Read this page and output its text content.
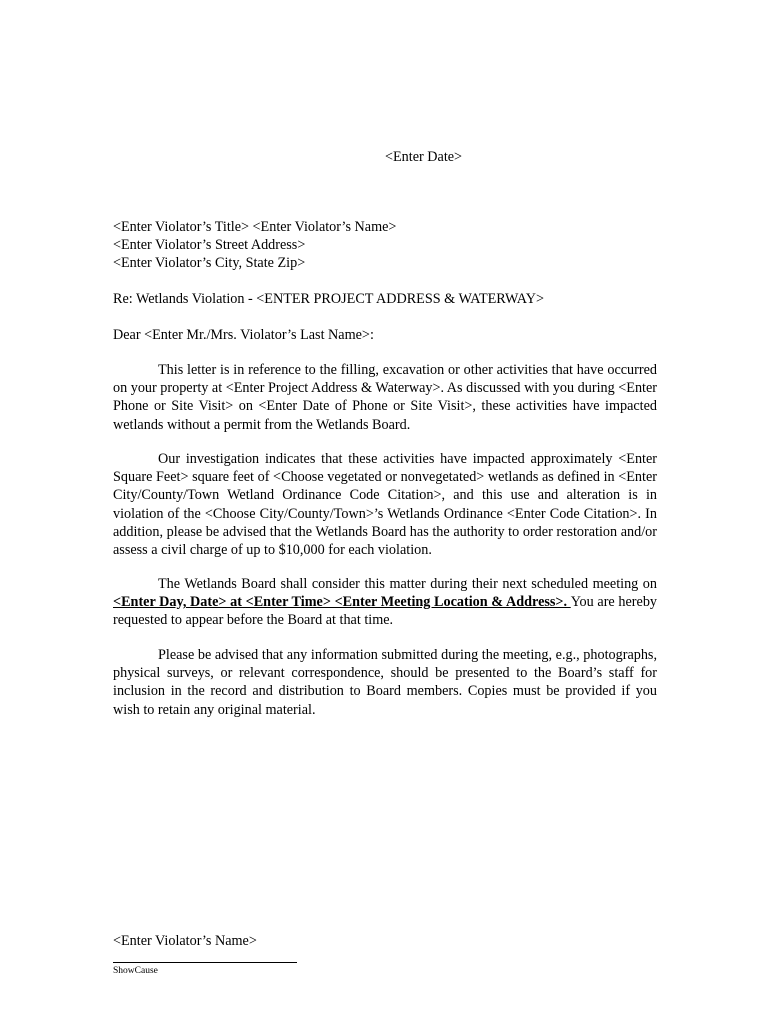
<Enter Date>
<Enter Violator’s Title> <Enter Violator’s Name>
<Enter Violator’s Street Address>
<Enter Violator’s City, State Zip>
Re: Wetlands Violation - <ENTER PROJECT ADDRESS & WATERWAY>
Dear <Enter Mr./Mrs. Violator’s Last Name>:
This letter is in reference to the filling, excavation or other activities that have occurred on your property at <Enter Project Address & Waterway>. As discussed with you during <Enter Phone or Site Visit> on <Enter Date of Phone or Site Visit>, these activities have impacted wetlands without a permit from the Wetlands Board.
Our investigation indicates that these activities have impacted approximately <Enter Square Feet> square feet of <Choose vegetated or nonvegetated> wetlands as defined in <Enter City/County/Town Wetland Ordinance Code Citation>, and this use and alteration is in violation of the <Choose City/County/Town>’s Wetlands Ordinance <Enter Code Citation>. In addition, please be advised that the Wetlands Board has the authority to order restoration and/or assess a civil charge of up to $10,000 for each violation.
The Wetlands Board shall consider this matter during their next scheduled meeting on <Enter Day, Date> at <Enter Time> <Enter Meeting Location & Address>. You are hereby requested to appear before the Board at that time.
Please be advised that any information submitted during the meeting, e.g., photographs, physical surveys, or relevant correspondence, should be presented to the Board’s staff for inclusion in the record and distribution to Board members. Copies must be provided if you wish to retain any original material.
<Enter Violator’s Name>
ShowCause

_ _ _ _

WHAT IS BEING ASKED:
The records above should be reproduced exactly, with no pictures included.

TASK OUTPUT:
Read this page and output its text content.
<Enter Date>
<Enter Violator’s Title> <Enter Violator’s Name>
<Enter Violator’s Street Address>
<Enter Violator’s City, State Zip>
Re: Wetlands Violation - <ENTER PROJECT ADDRESS & WATERWAY>
Dear <Enter Mr./Mrs. Violator’s Last Name>:
This letter is in reference to the filling, excavation or other activities that have occurred on your property at <Enter Project Address & Waterway>. As discussed with you during <Enter Phone or Site Visit> on <Enter Date of Phone or Site Visit>, these activities have impacted wetlands without a permit from the Wetlands Board.
Our investigation indicates that these activities have impacted approximately <Enter Square Feet> square feet of <Choose vegetated or nonvegetated> wetlands as defined in <Enter City/County/Town Wetland Ordinance Code Citation>, and this use and alteration is in violation of the <Choose City/County/Town>’s Wetlands Ordinance <Enter Code Citation>. In addition, please be advised that the Wetlands Board has the authority to order restoration and/or assess a civil charge of up to $10,000 for each violation.
The Wetlands Board shall consider this matter during their next scheduled meeting on <Enter Day, Date> at <Enter Time> <Enter Meeting Location & Address>. You are hereby requested to appear before the Board at that time.
Please be advised that any information submitted during the meeting, e.g., photographs, physical surveys, or relevant correspondence, should be presented to the Board’s staff for inclusion in the record and distribution to Board members. Copies must be provided if you wish to retain any original material.
<Enter Violator’s Name>
ShowCause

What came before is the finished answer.